**RECORDS TO USE:**
• • •
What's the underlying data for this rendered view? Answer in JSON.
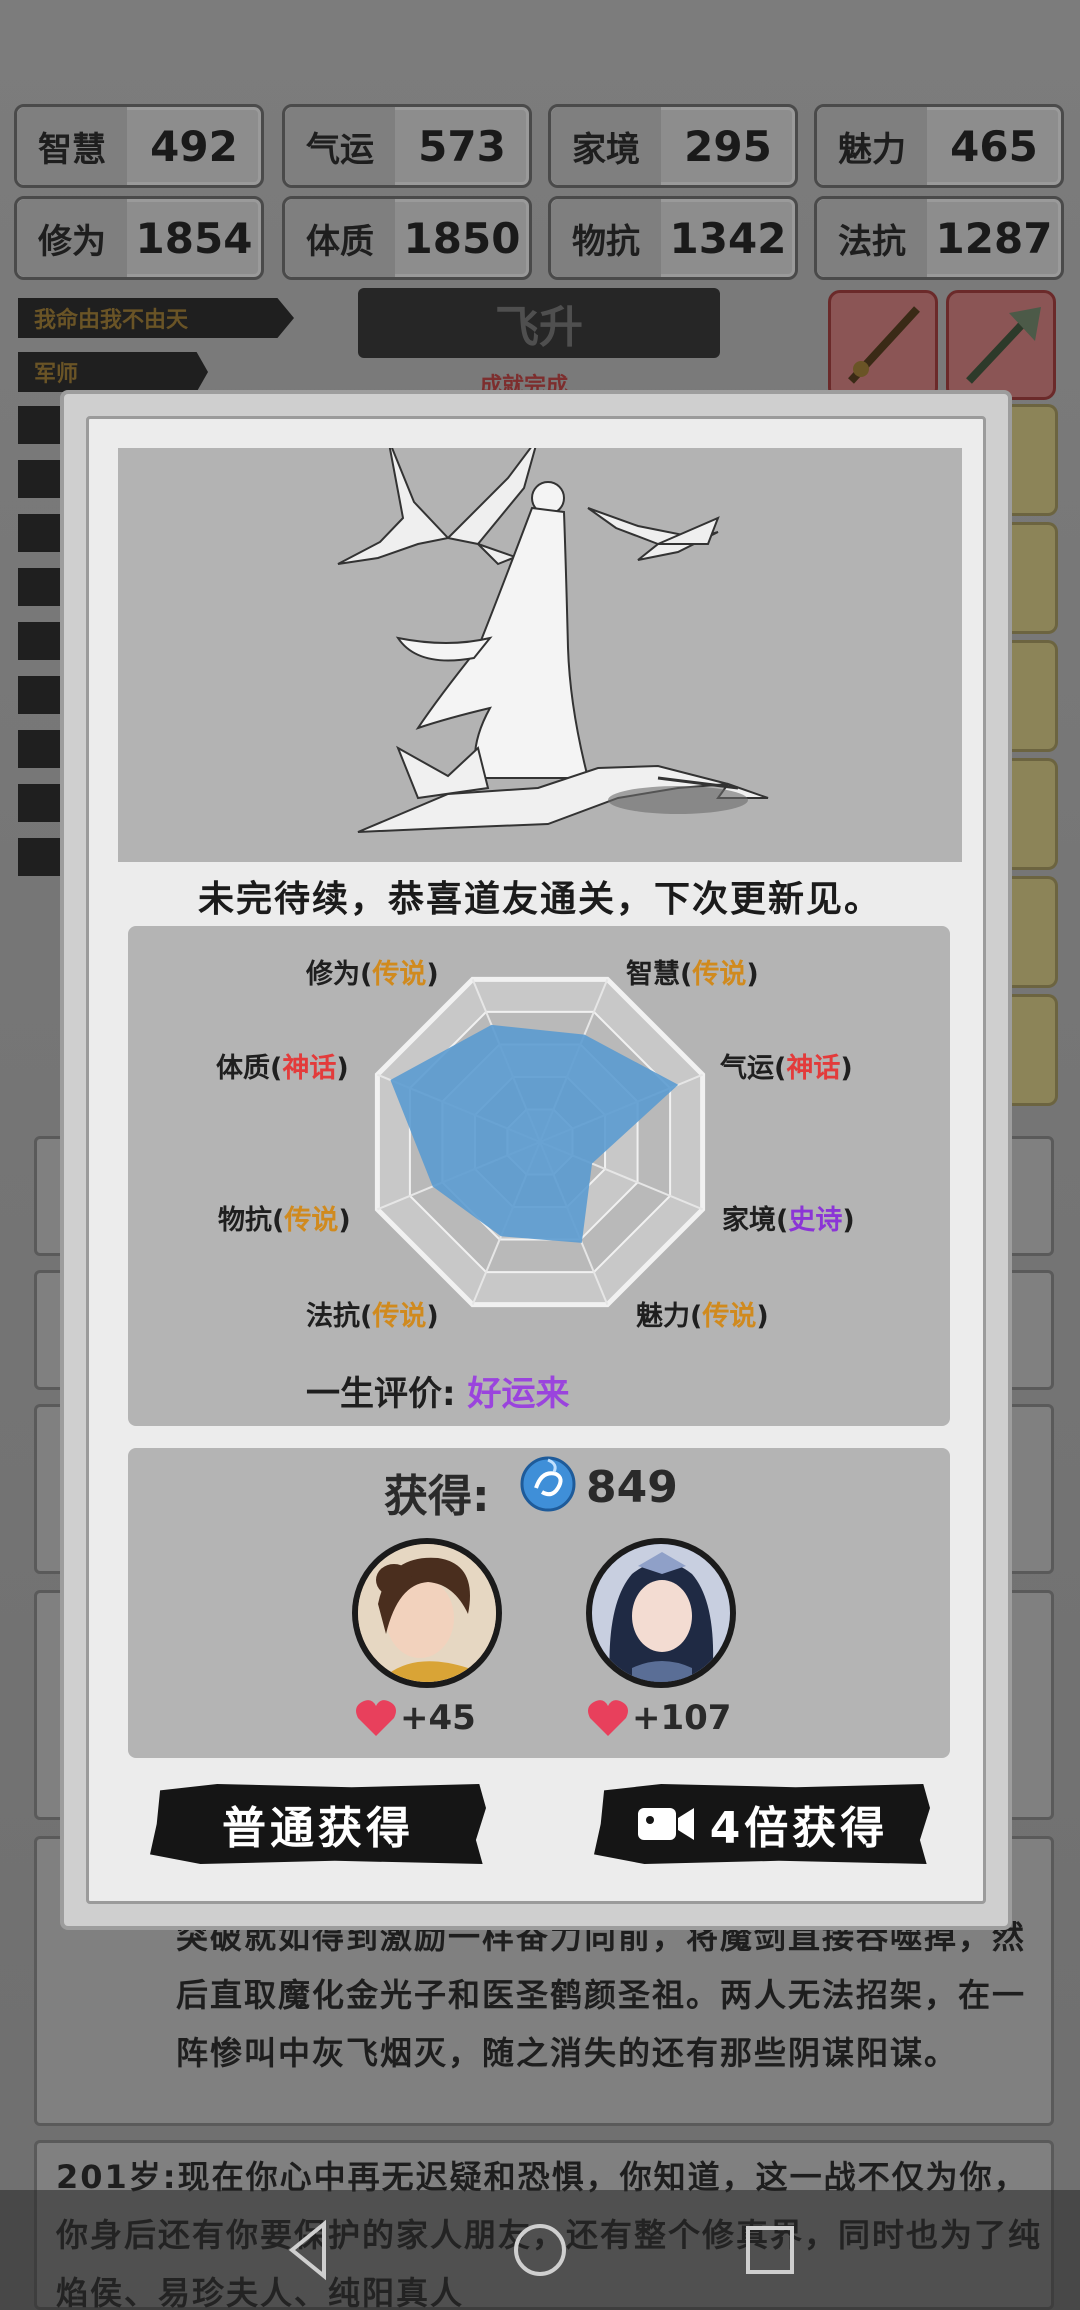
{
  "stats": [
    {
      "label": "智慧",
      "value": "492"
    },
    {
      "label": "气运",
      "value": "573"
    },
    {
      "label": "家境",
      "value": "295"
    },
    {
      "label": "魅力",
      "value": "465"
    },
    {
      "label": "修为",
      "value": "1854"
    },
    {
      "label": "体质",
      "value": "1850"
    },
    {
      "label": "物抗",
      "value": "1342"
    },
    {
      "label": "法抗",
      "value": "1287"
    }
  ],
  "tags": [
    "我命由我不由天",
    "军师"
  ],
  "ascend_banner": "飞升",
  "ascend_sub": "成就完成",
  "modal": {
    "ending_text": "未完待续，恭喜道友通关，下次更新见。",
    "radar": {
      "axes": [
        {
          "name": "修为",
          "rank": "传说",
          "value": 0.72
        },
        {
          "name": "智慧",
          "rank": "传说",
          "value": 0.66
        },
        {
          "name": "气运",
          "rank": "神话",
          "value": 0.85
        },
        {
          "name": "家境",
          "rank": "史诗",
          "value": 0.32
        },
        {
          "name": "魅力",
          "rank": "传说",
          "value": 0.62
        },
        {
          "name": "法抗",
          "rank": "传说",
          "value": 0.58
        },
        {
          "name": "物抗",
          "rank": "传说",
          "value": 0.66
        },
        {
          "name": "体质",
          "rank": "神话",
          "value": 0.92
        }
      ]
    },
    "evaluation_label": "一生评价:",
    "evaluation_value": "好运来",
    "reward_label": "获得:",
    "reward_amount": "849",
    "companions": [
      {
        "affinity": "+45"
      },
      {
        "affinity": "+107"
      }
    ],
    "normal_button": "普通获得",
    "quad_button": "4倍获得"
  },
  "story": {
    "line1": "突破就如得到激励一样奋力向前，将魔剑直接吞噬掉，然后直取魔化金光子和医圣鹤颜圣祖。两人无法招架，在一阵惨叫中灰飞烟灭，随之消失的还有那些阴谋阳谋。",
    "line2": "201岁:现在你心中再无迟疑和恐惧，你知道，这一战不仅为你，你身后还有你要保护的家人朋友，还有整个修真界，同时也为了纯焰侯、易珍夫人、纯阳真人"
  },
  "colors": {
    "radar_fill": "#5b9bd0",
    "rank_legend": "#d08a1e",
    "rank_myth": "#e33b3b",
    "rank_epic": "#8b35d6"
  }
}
• • •
**TASK INSTRUCTIONS:** Leaving aside the images, write out the entries above word for word.

**FULL SOLUTION:**
What's the underlying data for this rendered view? Answer in JSON.
{
  "stats": [
    {
      "label": "智慧",
      "value": "492"
    },
    {
      "label": "气运",
      "value": "573"
    },
    {
      "label": "家境",
      "value": "295"
    },
    {
      "label": "魅力",
      "value": "465"
    },
    {
      "label": "修为",
      "value": "1854"
    },
    {
      "label": "体质",
      "value": "1850"
    },
    {
      "label": "物抗",
      "value": "1342"
    },
    {
      "label": "法抗",
      "value": "1287"
    }
  ],
  "tags": [
    "我命由我不由天",
    "军师"
  ],
  "ascend_banner": "飞升",
  "ascend_sub": "成就完成",
  "modal": {
    "ending_text": "未完待续，恭喜道友通关，下次更新见。",
    "radar": {
      "axes": [
        {
          "name": "修为",
          "rank": "传说",
          "value": 0.72
        },
        {
          "name": "智慧",
          "rank": "传说",
          "value": 0.66
        },
        {
          "name": "气运",
          "rank": "神话",
          "value": 0.85
        },
        {
          "name": "家境",
          "rank": "史诗",
          "value": 0.32
        },
        {
          "name": "魅力",
          "rank": "传说",
          "value": 0.62
        },
        {
          "name": "法抗",
          "rank": "传说",
          "value": 0.58
        },
        {
          "name": "物抗",
          "rank": "传说",
          "value": 0.66
        },
        {
          "name": "体质",
          "rank": "神话",
          "value": 0.92
        }
      ]
    },
    "evaluation_label": "一生评价:",
    "evaluation_value": "好运来",
    "reward_label": "获得:",
    "reward_amount": "849",
    "companions": [
      {
        "affinity": "+45"
      },
      {
        "affinity": "+107"
      }
    ],
    "normal_button": "普通获得",
    "quad_button": "4倍获得"
  },
  "story": {
    "line1": "突破就如得到激励一样奋力向前，将魔剑直接吞噬掉，然后直取魔化金光子和医圣鹤颜圣祖。两人无法招架，在一阵惨叫中灰飞烟灭，随之消失的还有那些阴谋阳谋。",
    "line2": "201岁:现在你心中再无迟疑和恐惧，你知道，这一战不仅为你，你身后还有你要保护的家人朋友，还有整个修真界，同时也为了纯焰侯、易珍夫人、纯阳真人"
  },
  "colors": {
    "radar_fill": "#5b9bd0",
    "rank_legend": "#d08a1e",
    "rank_myth": "#e33b3b",
    "rank_epic": "#8b35d6"
  }
}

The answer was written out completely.